- _Task goal_
Locate each line containing the string "TURTLE" and copy it out.

- _Given records_
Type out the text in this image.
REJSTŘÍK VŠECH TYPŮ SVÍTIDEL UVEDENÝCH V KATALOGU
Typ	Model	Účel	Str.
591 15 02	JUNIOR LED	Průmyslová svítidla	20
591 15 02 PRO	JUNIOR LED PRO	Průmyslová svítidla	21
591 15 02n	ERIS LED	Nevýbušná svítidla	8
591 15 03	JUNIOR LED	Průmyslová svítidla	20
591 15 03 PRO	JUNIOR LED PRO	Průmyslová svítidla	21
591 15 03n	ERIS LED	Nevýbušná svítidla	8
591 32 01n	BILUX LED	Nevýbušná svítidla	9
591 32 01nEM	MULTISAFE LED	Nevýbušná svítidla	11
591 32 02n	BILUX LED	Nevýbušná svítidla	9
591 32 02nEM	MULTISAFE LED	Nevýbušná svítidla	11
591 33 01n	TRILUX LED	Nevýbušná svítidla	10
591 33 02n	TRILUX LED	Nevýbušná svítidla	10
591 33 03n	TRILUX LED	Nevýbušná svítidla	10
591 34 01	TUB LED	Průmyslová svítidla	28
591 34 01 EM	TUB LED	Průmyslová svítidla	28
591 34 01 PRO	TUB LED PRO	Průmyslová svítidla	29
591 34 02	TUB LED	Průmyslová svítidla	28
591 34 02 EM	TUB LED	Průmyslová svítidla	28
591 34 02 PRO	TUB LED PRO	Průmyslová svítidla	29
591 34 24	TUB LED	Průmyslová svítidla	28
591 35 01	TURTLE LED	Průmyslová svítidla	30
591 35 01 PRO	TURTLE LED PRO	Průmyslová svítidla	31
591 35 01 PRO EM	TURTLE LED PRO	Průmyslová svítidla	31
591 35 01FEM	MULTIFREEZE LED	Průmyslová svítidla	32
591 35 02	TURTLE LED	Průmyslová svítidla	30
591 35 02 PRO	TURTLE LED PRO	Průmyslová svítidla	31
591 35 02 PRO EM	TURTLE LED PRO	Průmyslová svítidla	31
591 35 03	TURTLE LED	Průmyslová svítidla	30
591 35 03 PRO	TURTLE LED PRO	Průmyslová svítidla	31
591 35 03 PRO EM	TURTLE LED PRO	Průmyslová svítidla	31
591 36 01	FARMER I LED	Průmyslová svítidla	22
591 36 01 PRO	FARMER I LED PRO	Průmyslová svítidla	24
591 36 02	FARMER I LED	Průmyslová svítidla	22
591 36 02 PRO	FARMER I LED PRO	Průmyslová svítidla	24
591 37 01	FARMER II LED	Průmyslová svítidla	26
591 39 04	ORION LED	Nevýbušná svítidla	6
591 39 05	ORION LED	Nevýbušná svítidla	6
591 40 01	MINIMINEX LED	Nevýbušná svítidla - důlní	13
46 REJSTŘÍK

- _Full solution_
591 35 01	TURTLE LED	Průmyslová svítidla	30
591 35 01 PRO	TURTLE LED PRO	Průmyslová svítidla	31
591 35 01 PRO EM	TURTLE LED PRO	Průmyslová svítidla	31
591 35 02	TURTLE LED	Průmyslová svítidla	30
591 35 02 PRO	TURTLE LED PRO	Průmyslová svítidla	31
591 35 02 PRO EM	TURTLE LED PRO	Průmyslová svítidla	31
591 35 03	TURTLE LED	Průmyslová svítidla	30
591 35 03 PRO	TURTLE LED PRO	Průmyslová svítidla	31
591 35 03 PRO EM	TURTLE LED PRO	Průmyslová svítidla	31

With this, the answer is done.